WRITTEN PROBLEM >> Output all entries verbatim. Skip pictures.

Figure record listings:
::::

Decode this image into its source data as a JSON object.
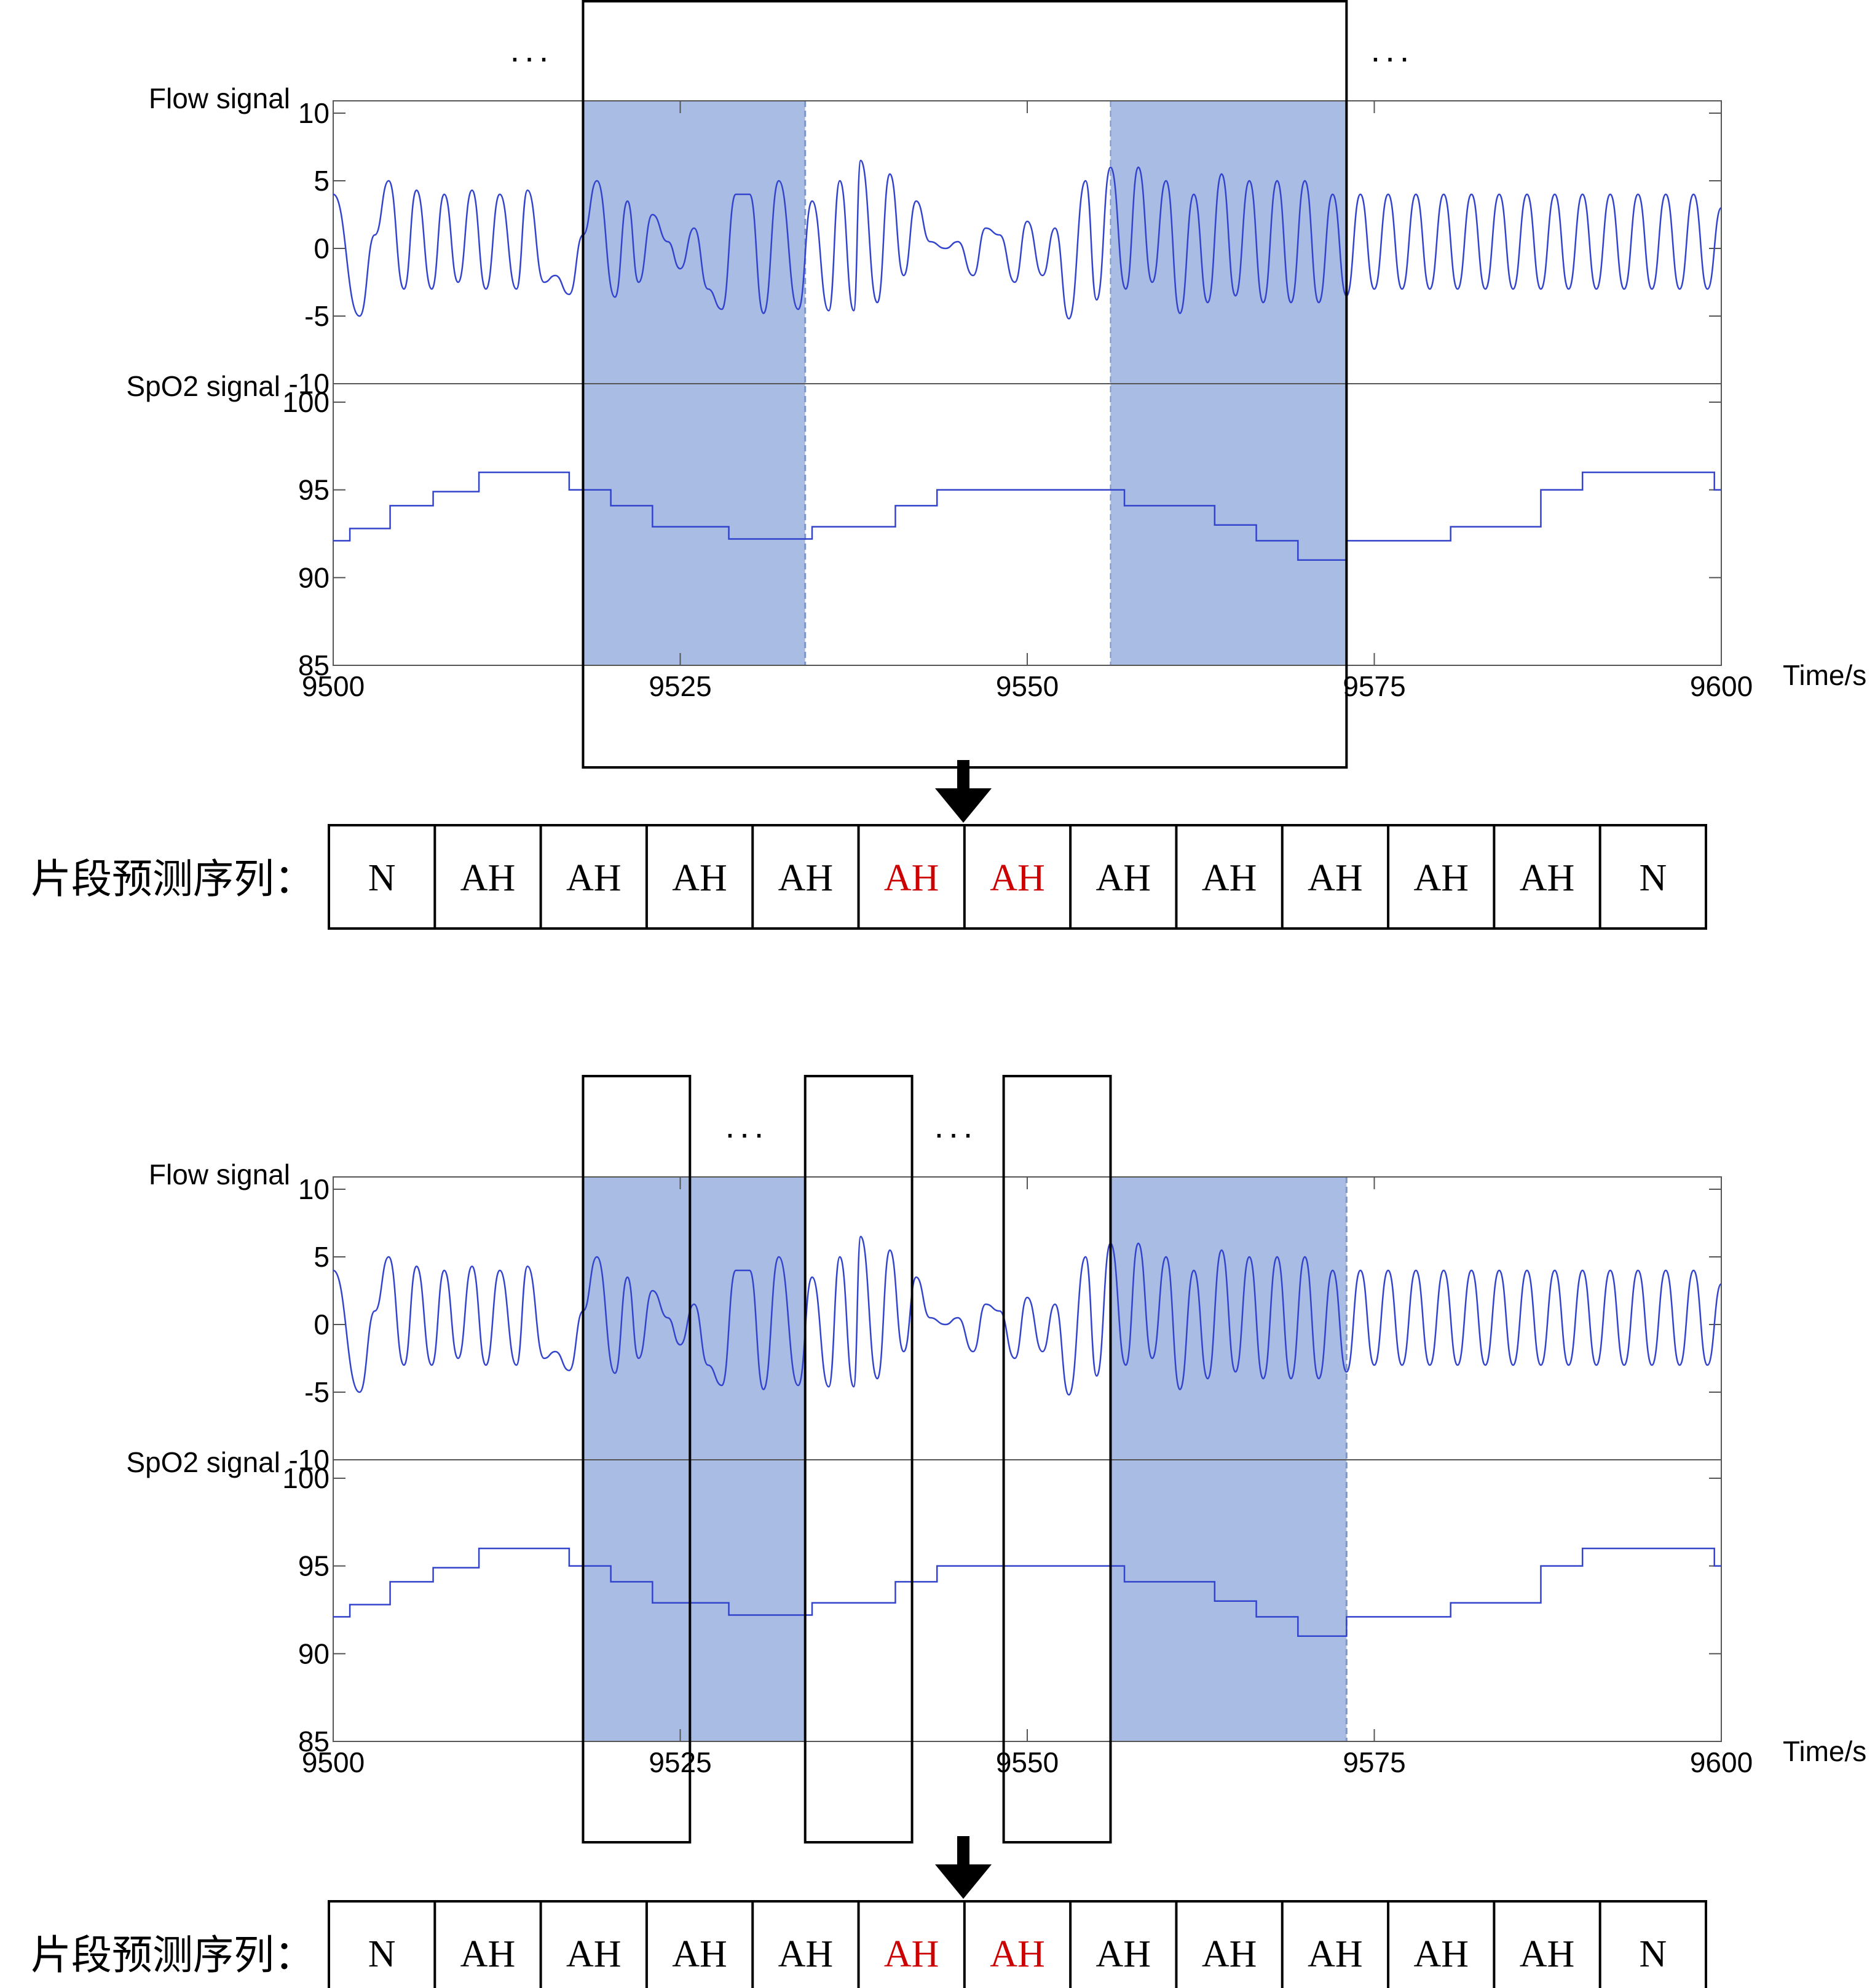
{
  "colors": {
    "signal": "#3344cc",
    "shade": "#a9bde4",
    "shade_edge": "#7f95c4",
    "axis": "#555555",
    "frame": "#000000",
    "highlight_text": "#cc0000",
    "normal_text": "#000000"
  },
  "icons": {
    "arrow": "down-arrow-icon"
  },
  "chart_data": [
    {
      "type": "line",
      "title": "",
      "panels": [
        {
          "name": "flow",
          "label": "Flow signal",
          "ylim": [
            -10,
            10
          ],
          "yticks": [
            10,
            5,
            0,
            -5,
            -10
          ],
          "ytick_labels": [
            "10",
            "5",
            "0",
            "-5",
            "-10"
          ],
          "series": [
            {
              "name": "",
              "x": [
                9500.0,
                9501.9,
                9503.0,
                9504.0,
                9505.1,
                9506.0,
                9507.1,
                9508.0,
                9509.0,
                9510.0,
                9511.0,
                9512.0,
                9513.2,
                9514.0,
                9515.2,
                9516.0,
                9517.0,
                9518.0,
                9519.0,
                9520.3,
                9521.2,
                9522.0,
                9523.0,
                9524.1,
                9525.0,
                9526.0,
                9527.0,
                9528.0,
                9529.0,
                9530.0,
                9531.0,
                9532.1,
                9533.5,
                9534.5,
                9535.7,
                9536.5,
                9537.5,
                9538.0,
                9539.2,
                9540.1,
                9541.1,
                9542.0,
                9543.0,
                9544.1,
                9545.0,
                9546.1,
                9547.0,
                9548.0,
                9549.1,
                9550.0,
                9551.1,
                9552.0,
                9553.0,
                9554.2,
                9555.0,
                9556.0,
                9557.1,
                9558.0,
                9559.0,
                9560.0,
                9561.0,
                9562.0,
                9563.0,
                9564.0,
                9565.0,
                9566.0,
                9567.0,
                9568.0,
                9569.0,
                9570.0,
                9571.0,
                9572.0,
                9573.0,
                9574.0,
                9575.0,
                9576.0,
                9577.0,
                9578.0,
                9579.0,
                9580.0,
                9581.0,
                9582.0,
                9583.0,
                9584.0,
                9585.0,
                9586.0,
                9587.0,
                9588.0,
                9589.0,
                9590.0,
                9591.0,
                9592.0,
                9593.0,
                9594.0,
                9595.0,
                9596.0,
                9597.0,
                9598.0,
                9599.0,
                9600.0
              ],
              "y": [
                4.0,
                -5.0,
                1.0,
                5.0,
                -3.0,
                4.3,
                -3.0,
                4.0,
                -2.5,
                4.3,
                -3.0,
                4.0,
                -3.0,
                4.3,
                -2.5,
                -2.0,
                -3.4,
                1.0,
                5.0,
                -3.6,
                3.5,
                -2.5,
                2.5,
                0.5,
                -1.5,
                1.5,
                -3.0,
                -4.5,
                4.0,
                4.0,
                -4.8,
                5.0,
                -4.5,
                3.5,
                -4.6,
                5.0,
                -4.6,
                6.5,
                -4.0,
                5.5,
                -2.0,
                3.5,
                0.5,
                0.0,
                0.5,
                -2.0,
                1.5,
                1.0,
                -2.5,
                2.0,
                -2.0,
                1.5,
                -5.2,
                5.0,
                -3.8,
                6.0,
                -3.0,
                6.0,
                -2.5,
                5.0,
                -4.8,
                4.0,
                -4.0,
                5.5,
                -3.5,
                5.0,
                -4.0,
                5.0,
                -4.0,
                5.0,
                -4.0,
                4.0,
                -3.5,
                4.0,
                -3.0,
                4.0,
                -3.0,
                4.0,
                -3.0,
                4.0,
                -3.0,
                4.0,
                -3.0,
                4.0,
                -3.0,
                4.0,
                -3.0,
                4.0,
                -3.0,
                4.0,
                -3.0,
                4.0,
                -3.0,
                4.0,
                -3.0,
                4.0,
                -3.0,
                4.0,
                -3.0,
                3.0
              ]
            }
          ]
        },
        {
          "name": "spo2",
          "label": "SpO2 signal",
          "ylim": [
            85,
            100
          ],
          "yticks": [
            100,
            95,
            90,
            85
          ],
          "ytick_labels": [
            "100",
            "95",
            "90",
            "85"
          ],
          "series": [
            {
              "name": "",
              "steps": [
                [
                  9500.0,
                  92.1
                ],
                [
                  9501.2,
                  92.8
                ],
                [
                  9504.1,
                  94.1
                ],
                [
                  9507.2,
                  94.9
                ],
                [
                  9510.5,
                  96.0
                ],
                [
                  9517.0,
                  95.0
                ],
                [
                  9520.0,
                  94.1
                ],
                [
                  9523.0,
                  92.9
                ],
                [
                  9528.5,
                  92.2
                ],
                [
                  9534.5,
                  92.9
                ],
                [
                  9540.5,
                  94.1
                ],
                [
                  9543.5,
                  95.0
                ],
                [
                  9553.0,
                  95.0
                ],
                [
                  9557.0,
                  94.1
                ],
                [
                  9563.5,
                  93.0
                ],
                [
                  9566.5,
                  92.1
                ],
                [
                  9569.5,
                  91.0
                ],
                [
                  9573.0,
                  92.1
                ],
                [
                  9580.5,
                  92.9
                ],
                [
                  9587.0,
                  95.0
                ],
                [
                  9590.0,
                  96.0
                ],
                [
                  9599.5,
                  95.0
                ]
              ]
            }
          ]
        }
      ],
      "x_axis": {
        "label": "Time/s",
        "xlim": [
          9500,
          9600
        ],
        "ticks": [
          9500,
          9525,
          9550,
          9575,
          9600
        ],
        "tick_labels": [
          "9500",
          "9525",
          "9550",
          "9575",
          "9600"
        ]
      },
      "shaded_regions": [
        [
          9518,
          9534
        ],
        [
          9556,
          9573
        ]
      ],
      "windows": [
        [
          9518,
          9573
        ]
      ],
      "ellipses": [
        "...",
        "..."
      ],
      "sequence": {
        "label": "片段预测序列：",
        "items": [
          "N",
          "AH",
          "AH",
          "AH",
          "AH",
          "AH",
          "AH",
          "AH",
          "AH",
          "AH",
          "AH",
          "AH",
          "N"
        ],
        "highlighted": [
          5,
          6
        ]
      }
    },
    {
      "type": "line",
      "title": "",
      "panels_same_as_first": true,
      "x_axis": {
        "label": "Time/s",
        "xlim": [
          9500,
          9600
        ],
        "ticks": [
          9500,
          9525,
          9550,
          9575,
          9600
        ],
        "tick_labels": [
          "9500",
          "9525",
          "9550",
          "9575",
          "9600"
        ]
      },
      "shaded_regions": [
        [
          9518,
          9534
        ],
        [
          9556,
          9573
        ]
      ],
      "windows": [
        [
          9518,
          9525.7
        ],
        [
          9534,
          9541.7
        ],
        [
          9548.3,
          9556
        ]
      ],
      "ellipses": [
        "...",
        "..."
      ],
      "sequence": {
        "label": "片段预测序列：",
        "items": [
          "N",
          "AH",
          "AH",
          "AH",
          "AH",
          "AH",
          "AH",
          "AH",
          "AH",
          "AH",
          "AH",
          "AH",
          "N"
        ],
        "highlighted": [
          5,
          6
        ]
      }
    }
  ]
}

::::

OUTPUT FOR THIS EXERCISE >>
Decode this image into its source data as a JSON object.
{
  "colors": {
    "signal": "#3344cc",
    "shade": "#a9bde4",
    "shade_edge": "#7f95c4",
    "axis": "#555555",
    "frame": "#000000",
    "highlight_text": "#cc0000",
    "normal_text": "#000000"
  },
  "icons": {
    "arrow": "down-arrow-icon"
  },
  "chart_data": [
    {
      "type": "line",
      "title": "",
      "panels": [
        {
          "name": "flow",
          "label": "Flow signal",
          "ylim": [
            -10,
            10
          ],
          "yticks": [
            10,
            5,
            0,
            -5,
            -10
          ],
          "ytick_labels": [
            "10",
            "5",
            "0",
            "-5",
            "-10"
          ],
          "series": [
            {
              "name": "",
              "x": [
                9500.0,
                9501.9,
                9503.0,
                9504.0,
                9505.1,
                9506.0,
                9507.1,
                9508.0,
                9509.0,
                9510.0,
                9511.0,
                9512.0,
                9513.2,
                9514.0,
                9515.2,
                9516.0,
                9517.0,
                9518.0,
                9519.0,
                9520.3,
                9521.2,
                9522.0,
                9523.0,
                9524.1,
                9525.0,
                9526.0,
                9527.0,
                9528.0,
                9529.0,
                9530.0,
                9531.0,
                9532.1,
                9533.5,
                9534.5,
                9535.7,
                9536.5,
                9537.5,
                9538.0,
                9539.2,
                9540.1,
                9541.1,
                9542.0,
                9543.0,
                9544.1,
                9545.0,
                9546.1,
                9547.0,
                9548.0,
                9549.1,
                9550.0,
                9551.1,
                9552.0,
                9553.0,
                9554.2,
                9555.0,
                9556.0,
                9557.1,
                9558.0,
                9559.0,
                9560.0,
                9561.0,
                9562.0,
                9563.0,
                9564.0,
                9565.0,
                9566.0,
                9567.0,
                9568.0,
                9569.0,
                9570.0,
                9571.0,
                9572.0,
                9573.0,
                9574.0,
                9575.0,
                9576.0,
                9577.0,
                9578.0,
                9579.0,
                9580.0,
                9581.0,
                9582.0,
                9583.0,
                9584.0,
                9585.0,
                9586.0,
                9587.0,
                9588.0,
                9589.0,
                9590.0,
                9591.0,
                9592.0,
                9593.0,
                9594.0,
                9595.0,
                9596.0,
                9597.0,
                9598.0,
                9599.0,
                9600.0
              ],
              "y": [
                4.0,
                -5.0,
                1.0,
                5.0,
                -3.0,
                4.3,
                -3.0,
                4.0,
                -2.5,
                4.3,
                -3.0,
                4.0,
                -3.0,
                4.3,
                -2.5,
                -2.0,
                -3.4,
                1.0,
                5.0,
                -3.6,
                3.5,
                -2.5,
                2.5,
                0.5,
                -1.5,
                1.5,
                -3.0,
                -4.5,
                4.0,
                4.0,
                -4.8,
                5.0,
                -4.5,
                3.5,
                -4.6,
                5.0,
                -4.6,
                6.5,
                -4.0,
                5.5,
                -2.0,
                3.5,
                0.5,
                0.0,
                0.5,
                -2.0,
                1.5,
                1.0,
                -2.5,
                2.0,
                -2.0,
                1.5,
                -5.2,
                5.0,
                -3.8,
                6.0,
                -3.0,
                6.0,
                -2.5,
                5.0,
                -4.8,
                4.0,
                -4.0,
                5.5,
                -3.5,
                5.0,
                -4.0,
                5.0,
                -4.0,
                5.0,
                -4.0,
                4.0,
                -3.5,
                4.0,
                -3.0,
                4.0,
                -3.0,
                4.0,
                -3.0,
                4.0,
                -3.0,
                4.0,
                -3.0,
                4.0,
                -3.0,
                4.0,
                -3.0,
                4.0,
                -3.0,
                4.0,
                -3.0,
                4.0,
                -3.0,
                4.0,
                -3.0,
                4.0,
                -3.0,
                4.0,
                -3.0,
                3.0
              ]
            }
          ]
        },
        {
          "name": "spo2",
          "label": "SpO2 signal",
          "ylim": [
            85,
            100
          ],
          "yticks": [
            100,
            95,
            90,
            85
          ],
          "ytick_labels": [
            "100",
            "95",
            "90",
            "85"
          ],
          "series": [
            {
              "name": "",
              "steps": [
                [
                  9500.0,
                  92.1
                ],
                [
                  9501.2,
                  92.8
                ],
                [
                  9504.1,
                  94.1
                ],
                [
                  9507.2,
                  94.9
                ],
                [
                  9510.5,
                  96.0
                ],
                [
                  9517.0,
                  95.0
                ],
                [
                  9520.0,
                  94.1
                ],
                [
                  9523.0,
                  92.9
                ],
                [
                  9528.5,
                  92.2
                ],
                [
                  9534.5,
                  92.9
                ],
                [
                  9540.5,
                  94.1
                ],
                [
                  9543.5,
                  95.0
                ],
                [
                  9553.0,
                  95.0
                ],
                [
                  9557.0,
                  94.1
                ],
                [
                  9563.5,
                  93.0
                ],
                [
                  9566.5,
                  92.1
                ],
                [
                  9569.5,
                  91.0
                ],
                [
                  9573.0,
                  92.1
                ],
                [
                  9580.5,
                  92.9
                ],
                [
                  9587.0,
                  95.0
                ],
                [
                  9590.0,
                  96.0
                ],
                [
                  9599.5,
                  95.0
                ]
              ]
            }
          ]
        }
      ],
      "x_axis": {
        "label": "Time/s",
        "xlim": [
          9500,
          9600
        ],
        "ticks": [
          9500,
          9525,
          9550,
          9575,
          9600
        ],
        "tick_labels": [
          "9500",
          "9525",
          "9550",
          "9575",
          "9600"
        ]
      },
      "shaded_regions": [
        [
          9518,
          9534
        ],
        [
          9556,
          9573
        ]
      ],
      "windows": [
        [
          9518,
          9573
        ]
      ],
      "ellipses": [
        "...",
        "..."
      ],
      "sequence": {
        "label": "片段预测序列：",
        "items": [
          "N",
          "AH",
          "AH",
          "AH",
          "AH",
          "AH",
          "AH",
          "AH",
          "AH",
          "AH",
          "AH",
          "AH",
          "N"
        ],
        "highlighted": [
          5,
          6
        ]
      }
    },
    {
      "type": "line",
      "title": "",
      "panels_same_as_first": true,
      "x_axis": {
        "label": "Time/s",
        "xlim": [
          9500,
          9600
        ],
        "ticks": [
          9500,
          9525,
          9550,
          9575,
          9600
        ],
        "tick_labels": [
          "9500",
          "9525",
          "9550",
          "9575",
          "9600"
        ]
      },
      "shaded_regions": [
        [
          9518,
          9534
        ],
        [
          9556,
          9573
        ]
      ],
      "windows": [
        [
          9518,
          9525.7
        ],
        [
          9534,
          9541.7
        ],
        [
          9548.3,
          9556
        ]
      ],
      "ellipses": [
        "...",
        "..."
      ],
      "sequence": {
        "label": "片段预测序列：",
        "items": [
          "N",
          "AH",
          "AH",
          "AH",
          "AH",
          "AH",
          "AH",
          "AH",
          "AH",
          "AH",
          "AH",
          "AH",
          "N"
        ],
        "highlighted": [
          5,
          6
        ]
      }
    }
  ]
}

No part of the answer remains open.